# Work to complete
Print every entry exactly as written.
-- start of Entries provided --
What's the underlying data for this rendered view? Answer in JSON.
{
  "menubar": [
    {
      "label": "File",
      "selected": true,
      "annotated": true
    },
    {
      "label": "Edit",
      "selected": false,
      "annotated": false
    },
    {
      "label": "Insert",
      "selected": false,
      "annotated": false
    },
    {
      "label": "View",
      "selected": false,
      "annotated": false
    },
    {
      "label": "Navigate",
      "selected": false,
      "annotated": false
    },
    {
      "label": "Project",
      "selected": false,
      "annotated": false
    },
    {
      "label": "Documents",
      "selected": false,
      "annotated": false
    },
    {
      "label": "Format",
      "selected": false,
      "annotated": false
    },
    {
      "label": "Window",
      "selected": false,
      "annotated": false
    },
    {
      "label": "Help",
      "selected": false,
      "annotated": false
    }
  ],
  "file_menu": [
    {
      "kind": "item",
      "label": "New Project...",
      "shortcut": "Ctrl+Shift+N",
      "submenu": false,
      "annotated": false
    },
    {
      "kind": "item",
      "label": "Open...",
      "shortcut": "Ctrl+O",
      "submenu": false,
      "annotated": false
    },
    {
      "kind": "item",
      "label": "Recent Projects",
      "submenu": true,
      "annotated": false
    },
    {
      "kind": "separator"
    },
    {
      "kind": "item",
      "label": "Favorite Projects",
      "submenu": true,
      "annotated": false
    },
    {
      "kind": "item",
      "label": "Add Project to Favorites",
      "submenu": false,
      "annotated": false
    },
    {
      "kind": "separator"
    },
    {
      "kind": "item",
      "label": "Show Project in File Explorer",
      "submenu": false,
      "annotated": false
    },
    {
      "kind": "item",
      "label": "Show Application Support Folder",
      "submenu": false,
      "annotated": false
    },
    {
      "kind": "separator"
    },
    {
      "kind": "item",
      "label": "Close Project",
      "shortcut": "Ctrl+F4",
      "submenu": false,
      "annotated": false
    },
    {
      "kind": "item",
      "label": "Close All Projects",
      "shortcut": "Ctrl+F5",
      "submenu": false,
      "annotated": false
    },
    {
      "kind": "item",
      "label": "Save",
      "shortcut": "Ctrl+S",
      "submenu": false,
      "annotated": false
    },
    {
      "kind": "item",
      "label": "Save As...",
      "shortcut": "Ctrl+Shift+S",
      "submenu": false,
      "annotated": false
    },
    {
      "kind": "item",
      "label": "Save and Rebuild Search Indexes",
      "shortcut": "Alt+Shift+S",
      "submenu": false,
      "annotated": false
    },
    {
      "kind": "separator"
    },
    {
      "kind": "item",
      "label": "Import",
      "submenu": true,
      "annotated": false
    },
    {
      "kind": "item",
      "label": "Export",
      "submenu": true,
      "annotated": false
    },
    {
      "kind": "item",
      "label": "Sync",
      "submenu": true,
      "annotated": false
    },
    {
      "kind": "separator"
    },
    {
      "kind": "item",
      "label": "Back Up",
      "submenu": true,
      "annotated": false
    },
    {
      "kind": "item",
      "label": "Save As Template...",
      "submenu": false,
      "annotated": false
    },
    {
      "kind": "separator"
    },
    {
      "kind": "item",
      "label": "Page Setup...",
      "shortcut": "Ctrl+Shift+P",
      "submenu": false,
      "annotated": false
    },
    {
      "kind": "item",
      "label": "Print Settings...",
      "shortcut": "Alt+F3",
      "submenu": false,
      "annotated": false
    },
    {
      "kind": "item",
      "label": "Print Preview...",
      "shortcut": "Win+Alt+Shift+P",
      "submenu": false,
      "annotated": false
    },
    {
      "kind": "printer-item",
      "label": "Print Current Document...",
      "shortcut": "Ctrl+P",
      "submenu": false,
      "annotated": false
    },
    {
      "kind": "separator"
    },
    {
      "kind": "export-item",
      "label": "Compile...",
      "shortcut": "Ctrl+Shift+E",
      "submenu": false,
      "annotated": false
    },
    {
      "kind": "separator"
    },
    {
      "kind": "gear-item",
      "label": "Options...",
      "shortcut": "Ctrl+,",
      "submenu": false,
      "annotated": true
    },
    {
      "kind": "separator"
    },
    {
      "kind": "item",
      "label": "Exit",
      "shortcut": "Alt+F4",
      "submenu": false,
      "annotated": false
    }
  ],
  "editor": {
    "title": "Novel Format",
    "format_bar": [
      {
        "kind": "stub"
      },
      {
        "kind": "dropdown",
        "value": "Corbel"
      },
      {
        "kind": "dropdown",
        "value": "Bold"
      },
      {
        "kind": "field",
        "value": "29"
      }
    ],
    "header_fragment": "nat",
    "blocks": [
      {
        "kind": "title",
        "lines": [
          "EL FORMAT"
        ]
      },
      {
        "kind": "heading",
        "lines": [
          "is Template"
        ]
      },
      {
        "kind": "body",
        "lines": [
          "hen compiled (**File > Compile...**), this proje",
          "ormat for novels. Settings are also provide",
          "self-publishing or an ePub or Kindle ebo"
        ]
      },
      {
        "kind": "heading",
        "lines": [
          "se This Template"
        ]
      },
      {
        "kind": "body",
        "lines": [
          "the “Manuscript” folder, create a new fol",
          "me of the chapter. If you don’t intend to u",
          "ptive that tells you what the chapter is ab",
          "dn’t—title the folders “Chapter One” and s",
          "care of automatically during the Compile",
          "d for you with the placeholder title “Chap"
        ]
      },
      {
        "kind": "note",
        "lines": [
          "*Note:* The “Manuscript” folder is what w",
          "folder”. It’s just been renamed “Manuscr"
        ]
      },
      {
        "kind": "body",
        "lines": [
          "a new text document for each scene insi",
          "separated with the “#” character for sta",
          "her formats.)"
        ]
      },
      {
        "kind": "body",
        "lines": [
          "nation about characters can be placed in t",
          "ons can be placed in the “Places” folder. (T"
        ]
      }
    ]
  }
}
-- end of Entries provided --
# Solved exercise
What's the underlying data for this rendered view? Answer in JSON.
{
  "menubar": [
    {
      "label": "File",
      "selected": true,
      "annotated": true
    },
    {
      "label": "Edit",
      "selected": false,
      "annotated": false
    },
    {
      "label": "Insert",
      "selected": false,
      "annotated": false
    },
    {
      "label": "View",
      "selected": false,
      "annotated": false
    },
    {
      "label": "Navigate",
      "selected": false,
      "annotated": false
    },
    {
      "label": "Project",
      "selected": false,
      "annotated": false
    },
    {
      "label": "Documents",
      "selected": false,
      "annotated": false
    },
    {
      "label": "Format",
      "selected": false,
      "annotated": false
    },
    {
      "label": "Window",
      "selected": false,
      "annotated": false
    },
    {
      "label": "Help",
      "selected": false,
      "annotated": false
    }
  ],
  "file_menu": [
    {
      "kind": "item",
      "label": "New Project...",
      "shortcut": "Ctrl+Shift+N",
      "submenu": false,
      "annotated": false
    },
    {
      "kind": "item",
      "label": "Open...",
      "shortcut": "Ctrl+O",
      "submenu": false,
      "annotated": false
    },
    {
      "kind": "item",
      "label": "Recent Projects",
      "submenu": true,
      "annotated": false
    },
    {
      "kind": "separator"
    },
    {
      "kind": "item",
      "label": "Favorite Projects",
      "submenu": true,
      "annotated": false
    },
    {
      "kind": "item",
      "label": "Add Project to Favorites",
      "submenu": false,
      "annotated": false
    },
    {
      "kind": "separator"
    },
    {
      "kind": "item",
      "label": "Show Project in File Explorer",
      "submenu": false,
      "annotated": false
    },
    {
      "kind": "item",
      "label": "Show Application Support Folder",
      "submenu": false,
      "annotated": false
    },
    {
      "kind": "separator"
    },
    {
      "kind": "item",
      "label": "Close Project",
      "shortcut": "Ctrl+F4",
      "submenu": false,
      "annotated": false
    },
    {
      "kind": "item",
      "label": "Close All Projects",
      "shortcut": "Ctrl+F5",
      "submenu": false,
      "annotated": false
    },
    {
      "kind": "item",
      "label": "Save",
      "shortcut": "Ctrl+S",
      "submenu": false,
      "annotated": false
    },
    {
      "kind": "item",
      "label": "Save As...",
      "shortcut": "Ctrl+Shift+S",
      "submenu": false,
      "annotated": false
    },
    {
      "kind": "item",
      "label": "Save and Rebuild Search Indexes",
      "shortcut": "Alt+Shift+S",
      "submenu": false,
      "annotated": false
    },
    {
      "kind": "separator"
    },
    {
      "kind": "item",
      "label": "Import",
      "submenu": true,
      "annotated": false
    },
    {
      "kind": "item",
      "label": "Export",
      "submenu": true,
      "annotated": false
    },
    {
      "kind": "item",
      "label": "Sync",
      "submenu": true,
      "annotated": false
    },
    {
      "kind": "separator"
    },
    {
      "kind": "item",
      "label": "Back Up",
      "submenu": true,
      "annotated": false
    },
    {
      "kind": "item",
      "label": "Save As Template...",
      "submenu": false,
      "annotated": false
    },
    {
      "kind": "separator"
    },
    {
      "kind": "item",
      "label": "Page Setup...",
      "shortcut": "Ctrl+Shift+P",
      "submenu": false,
      "annotated": false
    },
    {
      "kind": "item",
      "label": "Print Settings...",
      "shortcut": "Alt+F3",
      "submenu": false,
      "annotated": false
    },
    {
      "kind": "item",
      "label": "Print Preview...",
      "shortcut": "Win+Alt+Shift+P",
      "submenu": false,
      "annotated": false
    },
    {
      "kind": "printer-item",
      "label": "Print Current Document...",
      "shortcut": "Ctrl+P",
      "submenu": false,
      "annotated": false
    },
    {
      "kind": "separator"
    },
    {
      "kind": "export-item",
      "label": "Compile...",
      "shortcut": "Ctrl+Shift+E",
      "submenu": false,
      "annotated": false
    },
    {
      "kind": "separator"
    },
    {
      "kind": "gear-item",
      "label": "Options...",
      "shortcut": "Ctrl+,",
      "submenu": false,
      "annotated": true
    },
    {
      "kind": "separator"
    },
    {
      "kind": "item",
      "label": "Exit",
      "shortcut": "Alt+F4",
      "submenu": false,
      "annotated": false
    }
  ],
  "editor": {
    "title": "Novel Format",
    "format_bar": [
      {
        "kind": "stub"
      },
      {
        "kind": "dropdown",
        "value": "Corbel"
      },
      {
        "kind": "dropdown",
        "value": "Bold"
      },
      {
        "kind": "field",
        "value": "29"
      }
    ],
    "header_fragment": "nat",
    "blocks": [
      {
        "kind": "title",
        "lines": [
          "EL FORMAT"
        ]
      },
      {
        "kind": "heading",
        "lines": [
          "is Template"
        ]
      },
      {
        "kind": "body",
        "lines": [
          "hen compiled (**File > Compile...**), this proje",
          "ormat for novels. Settings are also provide",
          "self-publishing or an ePub or Kindle ebo"
        ]
      },
      {
        "kind": "heading",
        "lines": [
          "se This Template"
        ]
      },
      {
        "kind": "body",
        "lines": [
          "the “Manuscript” folder, create a new fol",
          "me of the chapter. If you don’t intend to u",
          "ptive that tells you what the chapter is ab",
          "dn’t—title the folders “Chapter One” and s",
          "care of automatically during the Compile",
          "d for you with the placeholder title “Chap"
        ]
      },
      {
        "kind": "note",
        "lines": [
          "*Note:* The “Manuscript” folder is what w",
          "folder”. It’s just been renamed “Manuscr"
        ]
      },
      {
        "kind": "body",
        "lines": [
          "a new text document for each scene insi",
          "separated with the “#” character for sta",
          "her formats.)"
        ]
      },
      {
        "kind": "body",
        "lines": [
          "nation about characters can be placed in t",
          "ons can be placed in the “Places” folder. (T"
        ]
      }
    ]
  }
}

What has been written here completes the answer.